(Record extracts)
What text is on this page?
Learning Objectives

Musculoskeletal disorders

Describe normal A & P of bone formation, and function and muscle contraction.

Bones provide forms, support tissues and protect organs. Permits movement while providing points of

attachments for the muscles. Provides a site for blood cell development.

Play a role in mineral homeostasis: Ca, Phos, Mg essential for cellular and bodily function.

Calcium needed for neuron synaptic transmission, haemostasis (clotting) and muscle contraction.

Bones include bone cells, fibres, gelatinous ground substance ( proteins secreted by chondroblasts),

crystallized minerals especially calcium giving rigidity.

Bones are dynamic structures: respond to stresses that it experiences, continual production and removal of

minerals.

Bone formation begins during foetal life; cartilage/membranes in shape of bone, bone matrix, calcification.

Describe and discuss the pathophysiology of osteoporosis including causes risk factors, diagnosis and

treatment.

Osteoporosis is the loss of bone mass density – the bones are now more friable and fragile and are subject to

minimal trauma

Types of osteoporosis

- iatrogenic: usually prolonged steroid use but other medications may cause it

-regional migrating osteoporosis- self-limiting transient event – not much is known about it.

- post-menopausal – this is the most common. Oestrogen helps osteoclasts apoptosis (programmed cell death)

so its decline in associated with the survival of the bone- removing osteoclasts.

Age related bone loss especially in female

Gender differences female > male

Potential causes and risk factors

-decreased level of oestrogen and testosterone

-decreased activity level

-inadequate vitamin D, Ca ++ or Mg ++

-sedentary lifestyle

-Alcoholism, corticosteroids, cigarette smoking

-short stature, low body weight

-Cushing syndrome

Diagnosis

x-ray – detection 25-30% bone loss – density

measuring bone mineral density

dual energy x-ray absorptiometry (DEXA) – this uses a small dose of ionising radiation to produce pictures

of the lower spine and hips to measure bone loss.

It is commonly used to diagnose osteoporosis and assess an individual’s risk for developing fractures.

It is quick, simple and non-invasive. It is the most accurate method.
(End Record extracts)
:: Task ::
Print the records again, exactly as they stand above.

:: Exercise response ::
What text is on this page?
Learning Objectives

Musculoskeletal disorders

Describe normal A & P of bone formation, and function and muscle contraction.

Bones provide forms, support tissues and protect organs. Permits movement while providing points of

attachments for the muscles. Provides a site for blood cell development.

Play a role in mineral homeostasis: Ca, Phos, Mg essential for cellular and bodily function.

Calcium needed for neuron synaptic transmission, haemostasis (clotting) and muscle contraction.

Bones include bone cells, fibres, gelatinous ground substance ( proteins secreted by chondroblasts),

crystallized minerals especially calcium giving rigidity.

Bones are dynamic structures: respond to stresses that it experiences, continual production and removal of

minerals.

Bone formation begins during foetal life; cartilage/membranes in shape of bone, bone matrix, calcification.

Describe and discuss the pathophysiology of osteoporosis including causes risk factors, diagnosis and

treatment.

Osteoporosis is the loss of bone mass density – the bones are now more friable and fragile and are subject to

minimal trauma

Types of osteoporosis

- iatrogenic: usually prolonged steroid use but other medications may cause it

-regional migrating osteoporosis- self-limiting transient event – not much is known about it.

- post-menopausal – this is the most common. Oestrogen helps osteoclasts apoptosis (programmed cell death)

so its decline in associated with the survival of the bone- removing osteoclasts.

Age related bone loss especially in female

Gender differences female > male

Potential causes and risk factors

-decreased level of oestrogen and testosterone

-decreased activity level

-inadequate vitamin D, Ca ++ or Mg ++

-sedentary lifestyle

-Alcoholism, corticosteroids, cigarette smoking

-short stature, low body weight

-Cushing syndrome

Diagnosis

x-ray – detection 25-30% bone loss – density

measuring bone mineral density

dual energy x-ray absorptiometry (DEXA) – this uses a small dose of ionising radiation to produce pictures

of the lower spine and hips to measure bone loss.

It is commonly used to diagnose osteoporosis and assess an individual’s risk for developing fractures.

It is quick, simple and non-invasive. It is the most accurate method.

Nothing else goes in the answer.